> [Your task]:
Rename "y-tick-label" to "y-axis-tick" throughout the part of the records that runs from their start through the line containing "svg-text:100: 100 [936, 532, 961, 547]", and give those lines again with everything else unchanged.

> [Entries provided]:

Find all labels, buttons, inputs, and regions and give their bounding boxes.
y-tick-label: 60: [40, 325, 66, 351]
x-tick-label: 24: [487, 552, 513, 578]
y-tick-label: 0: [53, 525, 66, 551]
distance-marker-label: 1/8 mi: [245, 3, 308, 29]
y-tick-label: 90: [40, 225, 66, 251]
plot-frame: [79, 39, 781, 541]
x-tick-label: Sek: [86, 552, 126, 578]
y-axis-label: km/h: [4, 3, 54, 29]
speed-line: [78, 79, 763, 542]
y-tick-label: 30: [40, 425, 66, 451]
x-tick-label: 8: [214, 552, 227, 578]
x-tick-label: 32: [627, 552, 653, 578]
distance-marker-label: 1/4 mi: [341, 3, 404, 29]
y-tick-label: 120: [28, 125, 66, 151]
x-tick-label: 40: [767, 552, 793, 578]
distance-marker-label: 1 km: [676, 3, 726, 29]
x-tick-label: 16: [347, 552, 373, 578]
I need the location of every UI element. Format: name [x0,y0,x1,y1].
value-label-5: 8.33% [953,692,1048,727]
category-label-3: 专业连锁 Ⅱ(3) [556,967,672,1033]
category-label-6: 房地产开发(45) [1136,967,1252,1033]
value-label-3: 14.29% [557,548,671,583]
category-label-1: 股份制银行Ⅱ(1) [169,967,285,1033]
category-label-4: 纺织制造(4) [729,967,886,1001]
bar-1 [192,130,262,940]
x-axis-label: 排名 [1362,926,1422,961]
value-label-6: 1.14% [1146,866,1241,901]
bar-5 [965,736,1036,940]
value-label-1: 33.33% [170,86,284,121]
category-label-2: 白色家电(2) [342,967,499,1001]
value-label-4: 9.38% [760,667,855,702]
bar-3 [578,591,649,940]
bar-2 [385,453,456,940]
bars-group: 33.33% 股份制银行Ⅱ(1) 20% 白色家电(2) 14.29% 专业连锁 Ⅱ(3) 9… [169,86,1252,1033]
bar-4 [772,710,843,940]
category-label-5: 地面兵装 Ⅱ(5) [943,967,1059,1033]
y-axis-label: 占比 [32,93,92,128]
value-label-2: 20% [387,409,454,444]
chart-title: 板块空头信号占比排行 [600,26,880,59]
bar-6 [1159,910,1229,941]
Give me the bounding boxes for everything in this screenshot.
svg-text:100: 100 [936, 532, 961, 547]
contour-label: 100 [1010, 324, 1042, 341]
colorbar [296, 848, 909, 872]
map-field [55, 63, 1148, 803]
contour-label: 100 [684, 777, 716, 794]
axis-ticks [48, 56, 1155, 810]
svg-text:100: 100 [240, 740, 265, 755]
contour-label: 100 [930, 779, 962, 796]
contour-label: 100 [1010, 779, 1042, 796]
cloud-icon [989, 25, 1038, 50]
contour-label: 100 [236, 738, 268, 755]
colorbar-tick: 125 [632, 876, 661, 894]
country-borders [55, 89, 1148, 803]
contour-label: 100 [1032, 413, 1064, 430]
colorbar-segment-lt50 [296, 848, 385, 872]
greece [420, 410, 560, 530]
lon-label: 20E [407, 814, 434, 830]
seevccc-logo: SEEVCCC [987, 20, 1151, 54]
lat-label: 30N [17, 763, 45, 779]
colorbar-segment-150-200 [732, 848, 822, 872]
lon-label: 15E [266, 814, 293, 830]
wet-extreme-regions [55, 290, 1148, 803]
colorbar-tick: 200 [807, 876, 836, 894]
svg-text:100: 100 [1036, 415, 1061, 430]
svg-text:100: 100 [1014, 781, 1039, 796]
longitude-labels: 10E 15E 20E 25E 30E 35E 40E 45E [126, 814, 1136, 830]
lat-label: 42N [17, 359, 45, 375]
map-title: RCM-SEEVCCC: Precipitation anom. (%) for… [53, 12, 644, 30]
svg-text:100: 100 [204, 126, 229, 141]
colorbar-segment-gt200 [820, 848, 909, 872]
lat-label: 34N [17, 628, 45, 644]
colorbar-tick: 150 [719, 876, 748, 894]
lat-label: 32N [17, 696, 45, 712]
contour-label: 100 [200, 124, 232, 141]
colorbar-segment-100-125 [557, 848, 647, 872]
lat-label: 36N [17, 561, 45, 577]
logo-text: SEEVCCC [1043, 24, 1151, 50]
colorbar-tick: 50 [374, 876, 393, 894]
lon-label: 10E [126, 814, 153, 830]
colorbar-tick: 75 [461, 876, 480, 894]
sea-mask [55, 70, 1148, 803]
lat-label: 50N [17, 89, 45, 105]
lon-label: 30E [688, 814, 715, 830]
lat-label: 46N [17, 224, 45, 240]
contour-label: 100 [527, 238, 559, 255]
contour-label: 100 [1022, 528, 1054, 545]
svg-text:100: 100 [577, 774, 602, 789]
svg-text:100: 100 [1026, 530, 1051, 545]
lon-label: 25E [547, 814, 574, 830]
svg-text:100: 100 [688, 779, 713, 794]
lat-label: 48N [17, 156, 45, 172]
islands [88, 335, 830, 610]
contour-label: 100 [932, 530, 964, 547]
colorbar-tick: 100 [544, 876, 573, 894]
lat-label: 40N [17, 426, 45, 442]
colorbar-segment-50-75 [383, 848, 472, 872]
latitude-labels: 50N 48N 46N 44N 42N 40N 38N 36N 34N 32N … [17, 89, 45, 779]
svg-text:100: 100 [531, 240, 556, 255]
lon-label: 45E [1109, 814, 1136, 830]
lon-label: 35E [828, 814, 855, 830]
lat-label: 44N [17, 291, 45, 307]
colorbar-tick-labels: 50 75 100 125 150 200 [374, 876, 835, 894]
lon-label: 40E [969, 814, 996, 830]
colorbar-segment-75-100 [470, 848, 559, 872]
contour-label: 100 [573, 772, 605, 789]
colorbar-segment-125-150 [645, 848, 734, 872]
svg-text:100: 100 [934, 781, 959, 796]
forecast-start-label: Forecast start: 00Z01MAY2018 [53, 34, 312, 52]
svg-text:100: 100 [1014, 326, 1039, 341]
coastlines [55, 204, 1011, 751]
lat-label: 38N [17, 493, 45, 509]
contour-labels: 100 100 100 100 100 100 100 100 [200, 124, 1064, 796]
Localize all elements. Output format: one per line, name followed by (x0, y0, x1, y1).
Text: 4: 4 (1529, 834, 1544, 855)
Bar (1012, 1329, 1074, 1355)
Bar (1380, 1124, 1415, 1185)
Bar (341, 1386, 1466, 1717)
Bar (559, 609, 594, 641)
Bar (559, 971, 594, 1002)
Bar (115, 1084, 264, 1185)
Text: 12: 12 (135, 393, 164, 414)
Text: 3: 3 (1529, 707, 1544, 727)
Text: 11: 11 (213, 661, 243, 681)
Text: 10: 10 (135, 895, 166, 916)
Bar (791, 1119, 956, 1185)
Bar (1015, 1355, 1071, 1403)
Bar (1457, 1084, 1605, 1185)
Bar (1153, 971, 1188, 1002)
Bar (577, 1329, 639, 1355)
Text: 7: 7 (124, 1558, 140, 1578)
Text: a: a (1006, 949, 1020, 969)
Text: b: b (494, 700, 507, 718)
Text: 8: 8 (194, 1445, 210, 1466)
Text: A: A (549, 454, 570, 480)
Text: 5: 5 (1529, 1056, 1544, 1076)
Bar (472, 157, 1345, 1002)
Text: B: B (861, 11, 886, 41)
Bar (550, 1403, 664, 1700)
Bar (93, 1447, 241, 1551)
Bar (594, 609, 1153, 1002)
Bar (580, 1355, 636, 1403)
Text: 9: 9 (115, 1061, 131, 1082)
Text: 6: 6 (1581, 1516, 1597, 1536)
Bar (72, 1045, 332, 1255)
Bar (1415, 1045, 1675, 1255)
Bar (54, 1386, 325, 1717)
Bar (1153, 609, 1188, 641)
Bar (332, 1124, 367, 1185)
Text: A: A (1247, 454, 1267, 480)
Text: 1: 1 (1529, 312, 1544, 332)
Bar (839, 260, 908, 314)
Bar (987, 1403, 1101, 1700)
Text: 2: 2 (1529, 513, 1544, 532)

> [Result of the exercise]:
Find all labels, buttons, inputs, and regions and give their bounding boxes.
y-axis-tick: 60: [40, 325, 66, 351]
x-tick-label: 24: [487, 552, 513, 578]
y-axis-tick: 0: [53, 525, 66, 551]
distance-marker-label: 1/8 mi: [245, 3, 308, 29]
y-axis-tick: 90: [40, 225, 66, 251]
plot-frame: [79, 39, 781, 541]
x-tick-label: Sek: [86, 552, 126, 578]
y-axis-label: km/h: [4, 3, 54, 29]
speed-line: [78, 79, 763, 542]
y-axis-tick: 30: [40, 425, 66, 451]
x-tick-label: 8: [214, 552, 227, 578]
x-tick-label: 32: [627, 552, 653, 578]
distance-marker-label: 1/4 mi: [341, 3, 404, 29]
y-axis-tick: 120: [28, 125, 66, 151]
x-tick-label: 40: [767, 552, 793, 578]
distance-marker-label: 1 km: [676, 3, 726, 29]
x-tick-label: 16: [347, 552, 373, 578]
I need the location of every UI element. Format: name [x0,y0,x1,y1].
value-label-5: 8.33% [953,692,1048,727]
category-label-3: 专业连锁 Ⅱ(3) [556,967,672,1033]
category-label-6: 房地产开发(45) [1136,967,1252,1033]
value-label-3: 14.29% [557,548,671,583]
category-label-1: 股份制银行Ⅱ(1) [169,967,285,1033]
category-label-4: 纺织制造(4) [729,967,886,1001]
bar-1 [192,130,262,940]
x-axis-label: 排名 [1362,926,1422,961]
value-label-6: 1.14% [1146,866,1241,901]
bar-5 [965,736,1036,940]
value-label-1: 33.33% [170,86,284,121]
category-label-2: 白色家电(2) [342,967,499,1001]
value-label-4: 9.38% [760,667,855,702]
bar-3 [578,591,649,940]
bar-2 [385,453,456,940]
bars-group: 33.33% 股份制银行Ⅱ(1) 20% 白色家电(2) 14.29% 专业连锁 Ⅱ(3) 9… [169,86,1252,1033]
bar-4 [772,710,843,940]
category-label-5: 地面兵装 Ⅱ(5) [943,967,1059,1033]
y-axis-label: 占比 [32,93,92,128]
value-label-2: 20% [387,409,454,444]
chart-title: 板块空头信号占比排行 [600,26,880,59]
bar-6 [1159,910,1229,941]
Give me the bounding boxes for everything in this screenshot.
svg-text:100: 100 [936, 532, 961, 547]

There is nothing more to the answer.